[Stored data]
■ ■ ■

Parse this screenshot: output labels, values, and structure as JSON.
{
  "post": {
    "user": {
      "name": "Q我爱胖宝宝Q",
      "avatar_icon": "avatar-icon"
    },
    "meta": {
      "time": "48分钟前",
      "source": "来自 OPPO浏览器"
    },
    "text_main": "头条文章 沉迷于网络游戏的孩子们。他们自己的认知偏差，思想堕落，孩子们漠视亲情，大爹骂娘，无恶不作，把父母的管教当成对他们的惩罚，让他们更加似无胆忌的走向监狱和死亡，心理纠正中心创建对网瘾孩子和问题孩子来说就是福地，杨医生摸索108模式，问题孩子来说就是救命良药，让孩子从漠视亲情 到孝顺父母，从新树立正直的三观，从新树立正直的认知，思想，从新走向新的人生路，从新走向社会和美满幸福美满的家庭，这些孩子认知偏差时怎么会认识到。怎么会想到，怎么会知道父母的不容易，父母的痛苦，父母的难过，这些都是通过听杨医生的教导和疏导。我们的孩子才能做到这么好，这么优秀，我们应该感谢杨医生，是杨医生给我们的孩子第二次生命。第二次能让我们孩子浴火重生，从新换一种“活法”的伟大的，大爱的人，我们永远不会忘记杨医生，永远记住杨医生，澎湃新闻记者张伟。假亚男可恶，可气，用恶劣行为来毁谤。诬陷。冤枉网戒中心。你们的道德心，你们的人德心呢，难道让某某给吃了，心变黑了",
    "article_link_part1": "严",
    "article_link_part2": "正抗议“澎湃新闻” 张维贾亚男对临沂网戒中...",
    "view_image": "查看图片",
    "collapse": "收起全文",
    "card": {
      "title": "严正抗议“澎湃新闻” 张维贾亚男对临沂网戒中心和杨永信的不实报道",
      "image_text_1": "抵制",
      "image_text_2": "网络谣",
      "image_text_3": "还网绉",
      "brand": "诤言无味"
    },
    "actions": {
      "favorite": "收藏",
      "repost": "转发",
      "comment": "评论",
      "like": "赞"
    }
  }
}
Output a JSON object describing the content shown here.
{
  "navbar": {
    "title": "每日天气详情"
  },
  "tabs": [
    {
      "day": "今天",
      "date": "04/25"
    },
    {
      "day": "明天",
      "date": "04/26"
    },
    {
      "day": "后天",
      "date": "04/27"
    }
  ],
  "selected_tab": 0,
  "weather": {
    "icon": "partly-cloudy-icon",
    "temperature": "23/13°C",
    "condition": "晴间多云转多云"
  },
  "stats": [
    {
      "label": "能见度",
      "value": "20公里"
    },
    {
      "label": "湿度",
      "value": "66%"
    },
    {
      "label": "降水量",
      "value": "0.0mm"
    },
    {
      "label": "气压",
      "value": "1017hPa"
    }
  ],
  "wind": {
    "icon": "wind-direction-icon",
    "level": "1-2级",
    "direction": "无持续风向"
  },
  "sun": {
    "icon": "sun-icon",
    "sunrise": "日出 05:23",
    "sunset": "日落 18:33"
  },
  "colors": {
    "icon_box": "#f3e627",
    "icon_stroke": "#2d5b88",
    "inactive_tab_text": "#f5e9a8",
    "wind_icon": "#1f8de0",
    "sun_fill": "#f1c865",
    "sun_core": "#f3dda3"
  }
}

■ ■ ■

Work to complete → Output an exact copy of each record.

Final result →
Parse this screenshot: output labels, values, and structure as JSON.
{
  "post": {
    "user": {
      "name": "Q我爱胖宝宝Q",
      "avatar_icon": "avatar-icon"
    },
    "meta": {
      "time": "48分钟前",
      "source": "来自 OPPO浏览器"
    },
    "text_main": "头条文章 沉迷于网络游戏的孩子们。他们自己的认知偏差，思想堕落，孩子们漠视亲情，大爹骂娘，无恶不作，把父母的管教当成对他们的惩罚，让他们更加似无胆忌的走向监狱和死亡，心理纠正中心创建对网瘾孩子和问题孩子来说就是福地，杨医生摸索108模式，问题孩子来说就是救命良药，让孩子从漠视亲情 到孝顺父母，从新树立正直的三观，从新树立正直的认知，思想，从新走向新的人生路，从新走向社会和美满幸福美满的家庭，这些孩子认知偏差时怎么会认识到。怎么会想到，怎么会知道父母的不容易，父母的痛苦，父母的难过，这些都是通过听杨医生的教导和疏导。我们的孩子才能做到这么好，这么优秀，我们应该感谢杨医生，是杨医生给我们的孩子第二次生命。第二次能让我们孩子浴火重生，从新换一种“活法”的伟大的，大爱的人，我们永远不会忘记杨医生，永远记住杨医生，澎湃新闻记者张伟。假亚男可恶，可气，用恶劣行为来毁谤。诬陷。冤枉网戒中心。你们的道德心，你们的人德心呢，难道让某某给吃了，心变黑了",
    "article_link_part1": "严",
    "article_link_part2": "正抗议“澎湃新闻” 张维贾亚男对临沂网戒中...",
    "view_image": "查看图片",
    "collapse": "收起全文",
    "card": {
      "title": "严正抗议“澎湃新闻” 张维贾亚男对临沂网戒中心和杨永信的不实报道",
      "image_text_1": "抵制",
      "image_text_2": "网络谣",
      "image_text_3": "还网绉",
      "brand": "诤言无味"
    },
    "actions": {
      "favorite": "收藏",
      "repost": "转发",
      "comment": "评论",
      "like": "赞"
    }
  }
}
Output a JSON object describing the content shown here.
{
  "navbar": {
    "title": "每日天气详情"
  },
  "tabs": [
    {
      "day": "今天",
      "date": "04/25"
    },
    {
      "day": "明天",
      "date": "04/26"
    },
    {
      "day": "后天",
      "date": "04/27"
    }
  ],
  "selected_tab": 0,
  "weather": {
    "icon": "partly-cloudy-icon",
    "temperature": "23/13°C",
    "condition": "晴间多云转多云"
  },
  "stats": [
    {
      "label": "能见度",
      "value": "20公里"
    },
    {
      "label": "湿度",
      "value": "66%"
    },
    {
      "label": "降水量",
      "value": "0.0mm"
    },
    {
      "label": "气压",
      "value": "1017hPa"
    }
  ],
  "wind": {
    "icon": "wind-direction-icon",
    "level": "1-2级",
    "direction": "无持续风向"
  },
  "sun": {
    "icon": "sun-icon",
    "sunrise": "日出 05:23",
    "sunset": "日落 18:33"
  },
  "colors": {
    "icon_box": "#f3e627",
    "icon_stroke": "#2d5b88",
    "inactive_tab_text": "#f5e9a8",
    "wind_icon": "#1f8de0",
    "sun_fill": "#f1c865",
    "sun_core": "#f3dda3"
  }
}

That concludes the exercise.